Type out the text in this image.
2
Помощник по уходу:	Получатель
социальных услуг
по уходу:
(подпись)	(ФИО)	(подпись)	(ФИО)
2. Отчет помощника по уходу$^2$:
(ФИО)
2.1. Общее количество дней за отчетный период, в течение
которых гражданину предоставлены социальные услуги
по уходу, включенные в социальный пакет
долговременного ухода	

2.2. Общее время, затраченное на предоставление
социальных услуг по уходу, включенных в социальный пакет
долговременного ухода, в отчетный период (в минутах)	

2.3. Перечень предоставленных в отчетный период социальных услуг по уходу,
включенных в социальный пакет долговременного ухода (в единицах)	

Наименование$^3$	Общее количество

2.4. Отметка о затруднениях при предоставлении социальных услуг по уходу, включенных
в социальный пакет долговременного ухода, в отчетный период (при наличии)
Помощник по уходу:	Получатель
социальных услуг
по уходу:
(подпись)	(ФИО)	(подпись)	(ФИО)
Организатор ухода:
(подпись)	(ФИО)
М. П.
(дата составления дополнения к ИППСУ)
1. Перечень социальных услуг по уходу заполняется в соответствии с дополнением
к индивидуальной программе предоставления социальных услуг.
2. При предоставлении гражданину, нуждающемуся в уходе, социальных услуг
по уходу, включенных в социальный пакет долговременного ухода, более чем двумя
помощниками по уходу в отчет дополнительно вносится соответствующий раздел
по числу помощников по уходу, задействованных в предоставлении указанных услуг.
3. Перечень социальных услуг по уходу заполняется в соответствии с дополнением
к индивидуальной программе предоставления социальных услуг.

What needs to be done:
Find each line in the records holding the string "ухода" and show it.

Task response:
долговременного ухода	
долговременного ухода, в отчетный период (в минутах)	
включенных в социальный пакет долговременного ухода (в единицах)	
в социальный пакет долговременного ухода, в отчетный период (при наличии)
Организатор ухода:
по уходу, включенных в социальный пакет долговременного ухода, более чем двумя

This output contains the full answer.